**Instructions to follow:** Rewrite every line of the records below, changing each "[interactable]" to "[clickable]" and leaving everything else untouched. Omit the pictures from your answer.

**Data lines:**
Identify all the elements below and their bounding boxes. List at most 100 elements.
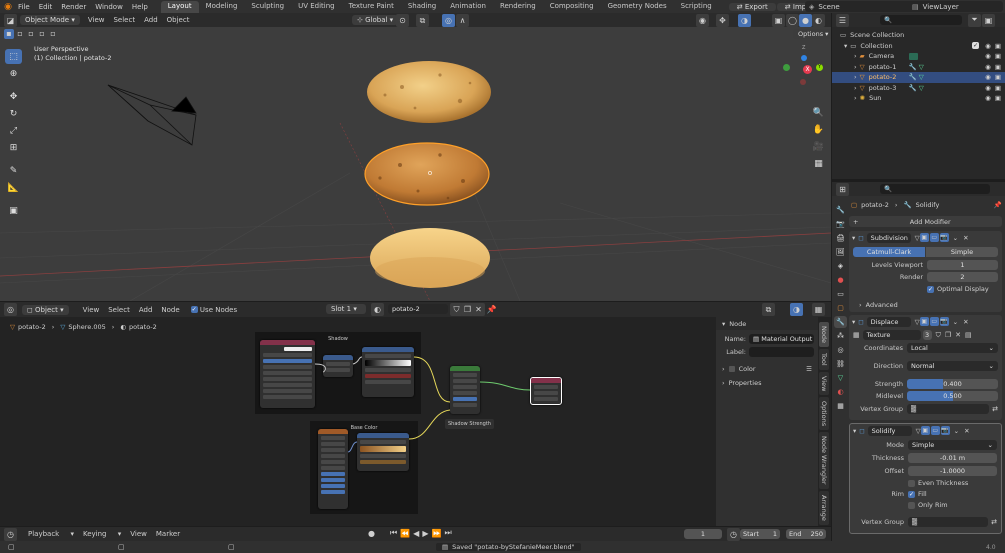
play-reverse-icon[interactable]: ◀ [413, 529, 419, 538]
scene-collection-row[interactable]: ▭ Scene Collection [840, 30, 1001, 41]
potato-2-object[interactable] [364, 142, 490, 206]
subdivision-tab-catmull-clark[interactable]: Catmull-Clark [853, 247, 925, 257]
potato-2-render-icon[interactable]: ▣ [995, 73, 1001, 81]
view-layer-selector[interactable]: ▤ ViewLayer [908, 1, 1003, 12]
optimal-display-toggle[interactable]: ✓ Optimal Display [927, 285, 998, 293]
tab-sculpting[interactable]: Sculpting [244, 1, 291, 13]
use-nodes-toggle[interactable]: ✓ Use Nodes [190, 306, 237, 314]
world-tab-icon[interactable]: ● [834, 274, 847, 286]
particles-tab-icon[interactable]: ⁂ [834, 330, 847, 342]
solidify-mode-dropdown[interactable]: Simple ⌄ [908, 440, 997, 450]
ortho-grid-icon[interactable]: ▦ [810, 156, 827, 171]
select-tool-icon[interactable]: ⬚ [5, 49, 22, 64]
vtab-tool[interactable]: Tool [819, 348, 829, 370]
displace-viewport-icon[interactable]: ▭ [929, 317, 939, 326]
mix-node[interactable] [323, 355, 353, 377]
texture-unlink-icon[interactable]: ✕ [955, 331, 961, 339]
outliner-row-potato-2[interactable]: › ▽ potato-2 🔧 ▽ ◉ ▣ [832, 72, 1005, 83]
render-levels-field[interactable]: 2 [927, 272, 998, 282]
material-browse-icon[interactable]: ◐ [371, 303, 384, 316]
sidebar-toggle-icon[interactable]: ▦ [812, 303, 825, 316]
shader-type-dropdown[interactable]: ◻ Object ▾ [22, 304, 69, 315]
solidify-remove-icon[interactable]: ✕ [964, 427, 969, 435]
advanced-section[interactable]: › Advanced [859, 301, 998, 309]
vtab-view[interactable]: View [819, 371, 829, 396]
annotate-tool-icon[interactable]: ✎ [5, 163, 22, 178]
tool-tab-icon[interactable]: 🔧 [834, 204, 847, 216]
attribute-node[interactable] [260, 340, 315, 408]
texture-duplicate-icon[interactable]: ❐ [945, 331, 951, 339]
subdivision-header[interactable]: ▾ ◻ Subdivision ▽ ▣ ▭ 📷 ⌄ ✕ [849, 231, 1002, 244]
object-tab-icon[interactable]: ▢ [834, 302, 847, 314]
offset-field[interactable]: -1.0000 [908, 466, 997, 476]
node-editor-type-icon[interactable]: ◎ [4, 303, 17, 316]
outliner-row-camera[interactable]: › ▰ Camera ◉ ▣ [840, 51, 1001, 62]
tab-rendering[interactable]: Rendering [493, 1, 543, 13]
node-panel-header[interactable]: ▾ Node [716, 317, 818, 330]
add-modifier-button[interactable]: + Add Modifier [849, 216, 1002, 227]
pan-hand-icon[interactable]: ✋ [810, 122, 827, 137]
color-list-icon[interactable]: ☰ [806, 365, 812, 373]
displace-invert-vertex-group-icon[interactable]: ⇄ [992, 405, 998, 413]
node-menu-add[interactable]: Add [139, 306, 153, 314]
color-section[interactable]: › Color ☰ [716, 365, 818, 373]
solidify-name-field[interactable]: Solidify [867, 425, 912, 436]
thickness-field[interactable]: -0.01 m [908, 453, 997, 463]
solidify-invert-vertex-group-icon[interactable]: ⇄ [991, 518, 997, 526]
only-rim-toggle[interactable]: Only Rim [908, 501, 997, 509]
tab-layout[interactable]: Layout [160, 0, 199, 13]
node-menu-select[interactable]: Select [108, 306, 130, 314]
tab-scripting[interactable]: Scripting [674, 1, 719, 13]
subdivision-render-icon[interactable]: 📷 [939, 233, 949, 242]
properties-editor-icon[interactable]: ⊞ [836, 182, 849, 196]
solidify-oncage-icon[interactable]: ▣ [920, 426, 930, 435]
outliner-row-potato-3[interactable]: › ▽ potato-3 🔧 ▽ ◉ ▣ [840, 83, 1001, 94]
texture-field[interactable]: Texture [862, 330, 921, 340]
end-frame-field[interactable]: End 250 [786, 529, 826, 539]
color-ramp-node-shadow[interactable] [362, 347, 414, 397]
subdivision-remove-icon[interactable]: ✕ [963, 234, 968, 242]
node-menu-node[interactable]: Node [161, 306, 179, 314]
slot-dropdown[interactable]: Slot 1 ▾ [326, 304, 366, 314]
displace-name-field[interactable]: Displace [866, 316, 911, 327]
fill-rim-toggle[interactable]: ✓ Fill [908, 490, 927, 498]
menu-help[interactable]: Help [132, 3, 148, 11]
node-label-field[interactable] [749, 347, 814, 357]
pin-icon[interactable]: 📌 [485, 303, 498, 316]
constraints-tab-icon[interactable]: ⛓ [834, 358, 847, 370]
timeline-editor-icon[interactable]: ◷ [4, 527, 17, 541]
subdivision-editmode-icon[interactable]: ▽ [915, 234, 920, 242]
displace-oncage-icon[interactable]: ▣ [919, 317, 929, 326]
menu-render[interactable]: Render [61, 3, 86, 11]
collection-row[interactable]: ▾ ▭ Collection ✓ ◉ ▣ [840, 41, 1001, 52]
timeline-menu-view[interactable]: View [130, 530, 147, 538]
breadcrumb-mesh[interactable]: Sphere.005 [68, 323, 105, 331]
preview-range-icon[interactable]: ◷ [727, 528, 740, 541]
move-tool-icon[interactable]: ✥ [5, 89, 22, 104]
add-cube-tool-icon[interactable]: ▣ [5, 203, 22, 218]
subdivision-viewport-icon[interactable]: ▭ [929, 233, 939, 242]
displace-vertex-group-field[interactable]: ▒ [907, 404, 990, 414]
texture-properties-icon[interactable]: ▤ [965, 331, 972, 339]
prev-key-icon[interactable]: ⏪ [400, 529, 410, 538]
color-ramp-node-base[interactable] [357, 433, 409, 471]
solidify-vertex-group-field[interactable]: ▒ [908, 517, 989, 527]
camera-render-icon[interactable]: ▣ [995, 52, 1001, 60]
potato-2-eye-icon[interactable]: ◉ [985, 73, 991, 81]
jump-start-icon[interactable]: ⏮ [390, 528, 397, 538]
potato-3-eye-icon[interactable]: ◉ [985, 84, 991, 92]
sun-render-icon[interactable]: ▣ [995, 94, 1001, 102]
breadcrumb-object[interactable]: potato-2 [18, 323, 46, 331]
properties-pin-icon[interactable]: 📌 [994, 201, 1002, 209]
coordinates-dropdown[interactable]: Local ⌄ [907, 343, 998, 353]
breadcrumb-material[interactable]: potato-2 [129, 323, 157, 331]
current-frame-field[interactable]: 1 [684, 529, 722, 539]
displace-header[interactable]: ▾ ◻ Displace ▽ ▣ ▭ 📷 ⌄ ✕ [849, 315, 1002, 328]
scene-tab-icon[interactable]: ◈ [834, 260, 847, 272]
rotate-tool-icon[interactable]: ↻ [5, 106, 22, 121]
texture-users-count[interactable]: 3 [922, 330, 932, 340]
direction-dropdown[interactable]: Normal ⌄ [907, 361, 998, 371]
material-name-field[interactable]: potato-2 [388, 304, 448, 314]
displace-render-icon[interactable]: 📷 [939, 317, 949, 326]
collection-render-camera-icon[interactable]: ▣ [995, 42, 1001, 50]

**Solution for this exercise:**
Identify all the elements below and their bounding boxes. List at most 100 elements.
play-reverse-icon[clickable]: ◀ [413, 529, 419, 538]
scene-collection-row[clickable]: ▭ Scene Collection [840, 30, 1001, 41]
potato-2-object[clickable] [364, 142, 490, 206]
subdivision-tab-catmull-clark[clickable]: Catmull-Clark [853, 247, 925, 257]
potato-2-render-icon[clickable]: ▣ [995, 73, 1001, 81]
view-layer-selector[clickable]: ▤ ViewLayer [908, 1, 1003, 12]
optimal-display-toggle[clickable]: ✓ Optimal Display [927, 285, 998, 293]
tab-sculpting[clickable]: Sculpting [244, 1, 291, 13]
use-nodes-toggle[clickable]: ✓ Use Nodes [190, 306, 237, 314]
world-tab-icon[clickable]: ● [834, 274, 847, 286]
particles-tab-icon[clickable]: ⁂ [834, 330, 847, 342]
solidify-mode-dropdown[clickable]: Simple ⌄ [908, 440, 997, 450]
ortho-grid-icon[clickable]: ▦ [810, 156, 827, 171]
select-tool-icon[clickable]: ⬚ [5, 49, 22, 64]
vtab-tool[clickable]: Tool [819, 348, 829, 370]
displace-viewport-icon[clickable]: ▭ [929, 317, 939, 326]
mix-node[clickable] [323, 355, 353, 377]
texture-unlink-icon[clickable]: ✕ [955, 331, 961, 339]
outliner-row-potato-2[clickable]: › ▽ potato-2 🔧 ▽ ◉ ▣ [832, 72, 1005, 83]
render-levels-field[clickable]: 2 [927, 272, 998, 282]
material-browse-icon[clickable]: ◐ [371, 303, 384, 316]
sidebar-toggle-icon[clickable]: ▦ [812, 303, 825, 316]
shader-type-dropdown[clickable]: ◻ Object ▾ [22, 304, 69, 315]
solidify-remove-icon[clickable]: ✕ [964, 427, 969, 435]
advanced-section[clickable]: › Advanced [859, 301, 998, 309]
vtab-view[clickable]: View [819, 371, 829, 396]
annotate-tool-icon[clickable]: ✎ [5, 163, 22, 178]
tool-tab-icon[clickable]: 🔧 [834, 204, 847, 216]
attribute-node[clickable] [260, 340, 315, 408]
texture-duplicate-icon[clickable]: ❐ [945, 331, 951, 339]
subdivision-header[clickable]: ▾ ◻ Subdivision ▽ ▣ ▭ 📷 ⌄ ✕ [849, 231, 1002, 244]
object-tab-icon[clickable]: ▢ [834, 302, 847, 314]
offset-field[clickable]: -1.0000 [908, 466, 997, 476]
node-editor-type-icon[clickable]: ◎ [4, 303, 17, 316]
outliner-row-camera[clickable]: › ▰ Camera ◉ ▣ [840, 51, 1001, 62]
tab-rendering[clickable]: Rendering [493, 1, 543, 13]
node-panel-header[clickable]: ▾ Node [716, 317, 818, 330]
add-modifier-button[clickable]: + Add Modifier [849, 216, 1002, 227]
pan-hand-icon[clickable]: ✋ [810, 122, 827, 137]
color-list-icon[clickable]: ☰ [806, 365, 812, 373]
displace-invert-vertex-group-icon[clickable]: ⇄ [992, 405, 998, 413]
node-menu-add[clickable]: Add [139, 306, 153, 314]
color-section[clickable]: › Color ☰ [716, 365, 818, 373]
solidify-name-field[clickable]: Solidify [867, 425, 912, 436]
thickness-field[clickable]: -0.01 m [908, 453, 997, 463]
solidify-invert-vertex-group-icon[clickable]: ⇄ [991, 518, 997, 526]
only-rim-toggle[clickable]: Only Rim [908, 501, 997, 509]
tab-layout[clickable]: Layout [160, 0, 199, 13]
node-menu-select[clickable]: Select [108, 306, 130, 314]
tab-scripting[clickable]: Scripting [674, 1, 719, 13]
subdivision-render-icon[clickable]: 📷 [939, 233, 949, 242]
properties-editor-icon[clickable]: ⊞ [836, 182, 849, 196]
solidify-oncage-icon[clickable]: ▣ [920, 426, 930, 435]
outliner-row-potato-3[clickable]: › ▽ potato-3 🔧 ▽ ◉ ▣ [840, 83, 1001, 94]
texture-field[clickable]: Texture [862, 330, 921, 340]
end-frame-field[clickable]: End 250 [786, 529, 826, 539]
color-ramp-node-shadow[clickable] [362, 347, 414, 397]
subdivision-remove-icon[clickable]: ✕ [963, 234, 968, 242]
node-menu-node[clickable]: Node [161, 306, 179, 314]
slot-dropdown[clickable]: Slot 1 ▾ [326, 304, 366, 314]
displace-name-field[clickable]: Displace [866, 316, 911, 327]
fill-rim-toggle[clickable]: ✓ Fill [908, 490, 927, 498]
menu-help[clickable]: Help [132, 3, 148, 11]
node-label-field[clickable] [749, 347, 814, 357]
pin-icon[clickable]: 📌 [485, 303, 498, 316]
constraints-tab-icon[clickable]: ⛓ [834, 358, 847, 370]
timeline-editor-icon[clickable]: ◷ [4, 527, 17, 541]
subdivision-editmode-icon[clickable]: ▽ [915, 234, 920, 242]
displace-oncage-icon[clickable]: ▣ [919, 317, 929, 326]
menu-render[clickable]: Render [61, 3, 86, 11]
collection-row[clickable]: ▾ ▭ Collection ✓ ◉ ▣ [840, 41, 1001, 52]
timeline-menu-view[clickable]: View [130, 530, 147, 538]
breadcrumb-mesh[clickable]: Sphere.005 [68, 323, 105, 331]
preview-range-icon[clickable]: ◷ [727, 528, 740, 541]
move-tool-icon[clickable]: ✥ [5, 89, 22, 104]
add-cube-tool-icon[clickable]: ▣ [5, 203, 22, 218]
subdivision-viewport-icon[clickable]: ▭ [929, 233, 939, 242]
displace-vertex-group-field[clickable]: ▒ [907, 404, 990, 414]
texture-properties-icon[clickable]: ▤ [965, 331, 972, 339]
prev-key-icon[clickable]: ⏪ [400, 529, 410, 538]
color-ramp-node-base[clickable] [357, 433, 409, 471]
solidify-vertex-group-field[clickable]: ▒ [908, 517, 989, 527]
camera-render-icon[clickable]: ▣ [995, 52, 1001, 60]
potato-2-eye-icon[clickable]: ◉ [985, 73, 991, 81]
jump-start-icon[clickable]: ⏮ [390, 528, 397, 538]
potato-3-eye-icon[clickable]: ◉ [985, 84, 991, 92]
sun-render-icon[clickable]: ▣ [995, 94, 1001, 102]
breadcrumb-object[clickable]: potato-2 [18, 323, 46, 331]
properties-pin-icon[clickable]: 📌 [994, 201, 1002, 209]
coordinates-dropdown[clickable]: Local ⌄ [907, 343, 998, 353]
breadcrumb-material[clickable]: potato-2 [129, 323, 157, 331]
current-frame-field[clickable]: 1 [684, 529, 722, 539]
displace-header[clickable]: ▾ ◻ Displace ▽ ▣ ▭ 📷 ⌄ ✕ [849, 315, 1002, 328]
scene-tab-icon[clickable]: ◈ [834, 260, 847, 272]
rotate-tool-icon[clickable]: ↻ [5, 106, 22, 121]
texture-users-count[clickable]: 3 [922, 330, 932, 340]
direction-dropdown[clickable]: Normal ⌄ [907, 361, 998, 371]
material-name-field[clickable]: potato-2 [388, 304, 448, 314]
displace-render-icon[clickable]: 📷 [939, 317, 949, 326]
collection-render-camera-icon[clickable]: ▣ [995, 42, 1001, 50]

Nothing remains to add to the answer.